Material for this exercise:
----------------
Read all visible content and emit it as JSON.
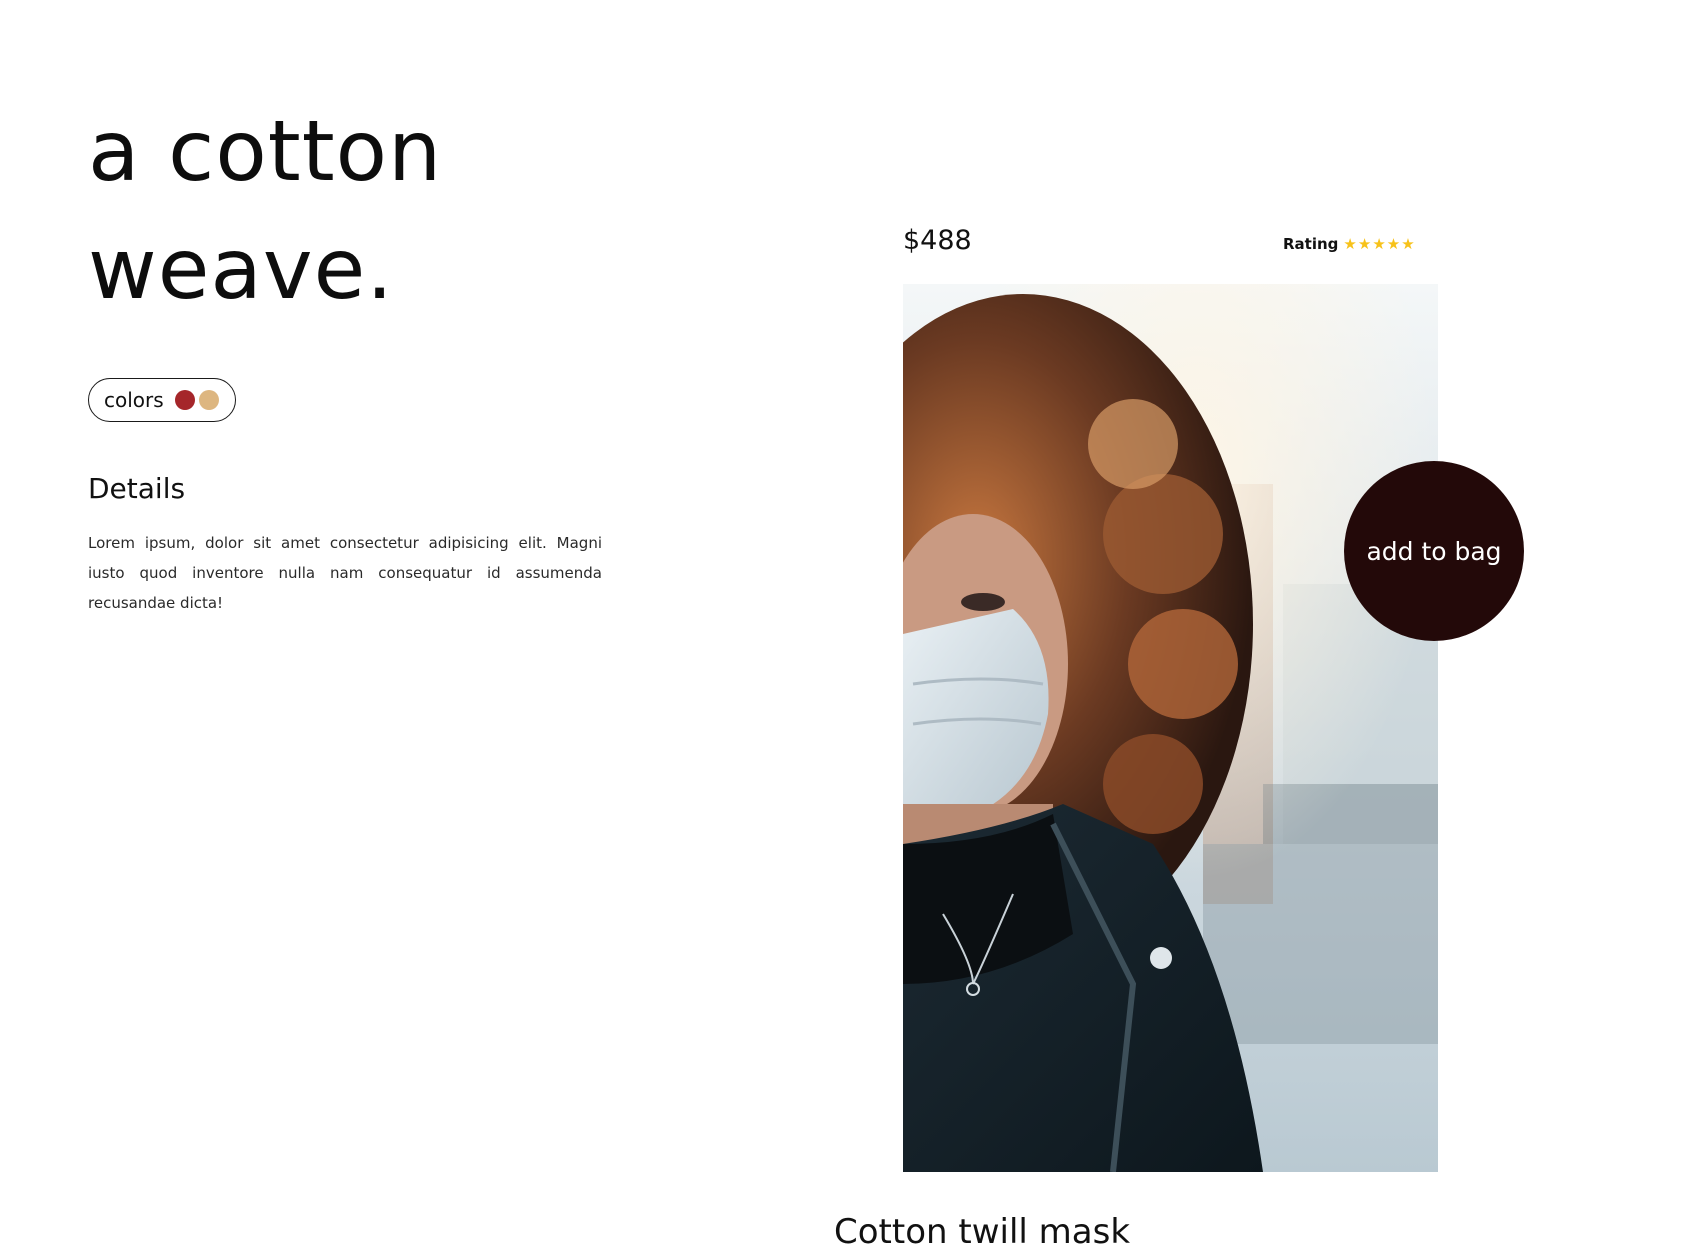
{
  "hero": {
    "headline_line1": "a cotton",
    "headline_line2": "weave."
  },
  "colors": {
    "label": "colors",
    "swatches": [
      {
        "name": "red",
        "hex": "#a5262a"
      },
      {
        "name": "tan",
        "hex": "#ddb680"
      }
    ]
  },
  "details": {
    "title": "Details",
    "text": "Lorem ipsum, dolor sit amet consectetur adipisicing elit. Magni iusto quod inventore nulla nam consequatur id assumenda recusandae dicta!"
  },
  "product": {
    "price": "$488",
    "rating_label": "Rating",
    "rating_stars": 5,
    "rating_max": 5,
    "star_color": "#f7c21a",
    "photo_icon": "product-photo-woman-in-mask",
    "add_to_bag_label": "add to bag",
    "add_to_bag_color": "#230909",
    "name": "Cotton twill mask"
  }
}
----------------
Exercise instructions: Locate the word "name" in the records and collect each line it appears in.

Correct result:
        "name": "red",
        "name": "tan",
    "name": "Cotton twill mask"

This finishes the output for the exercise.